● **RAW DATA**:
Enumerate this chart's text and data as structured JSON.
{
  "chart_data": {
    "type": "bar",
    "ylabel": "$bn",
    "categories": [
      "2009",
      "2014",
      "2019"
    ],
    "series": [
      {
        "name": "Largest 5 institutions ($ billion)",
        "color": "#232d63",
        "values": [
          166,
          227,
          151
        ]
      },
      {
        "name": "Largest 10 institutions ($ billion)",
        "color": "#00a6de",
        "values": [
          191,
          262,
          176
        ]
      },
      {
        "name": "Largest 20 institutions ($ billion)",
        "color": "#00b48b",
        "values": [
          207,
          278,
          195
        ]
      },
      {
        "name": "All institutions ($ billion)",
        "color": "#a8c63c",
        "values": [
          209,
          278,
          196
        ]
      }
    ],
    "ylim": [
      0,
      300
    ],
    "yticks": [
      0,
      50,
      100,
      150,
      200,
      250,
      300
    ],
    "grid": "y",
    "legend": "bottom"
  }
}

● **GOAL OF THE EXERCISE**: Reproduce each entry word for word.

● **WRITTEN REPLY**:
Enumerate this chart's text and data as structured JSON.
{
  "chart_data": {
    "type": "bar",
    "ylabel": "$bn",
    "categories": [
      "2009",
      "2014",
      "2019"
    ],
    "series": [
      {
        "name": "Largest 5 institutions ($ billion)",
        "color": "#232d63",
        "values": [
          166,
          227,
          151
        ]
      },
      {
        "name": "Largest 10 institutions ($ billion)",
        "color": "#00a6de",
        "values": [
          191,
          262,
          176
        ]
      },
      {
        "name": "Largest 20 institutions ($ billion)",
        "color": "#00b48b",
        "values": [
          207,
          278,
          195
        ]
      },
      {
        "name": "All institutions ($ billion)",
        "color": "#a8c63c",
        "values": [
          209,
          278,
          196
        ]
      }
    ],
    "ylim": [
      0,
      300
    ],
    "yticks": [
      0,
      50,
      100,
      150,
      200,
      250,
      300
    ],
    "grid": "y",
    "legend": "bottom"
  }
}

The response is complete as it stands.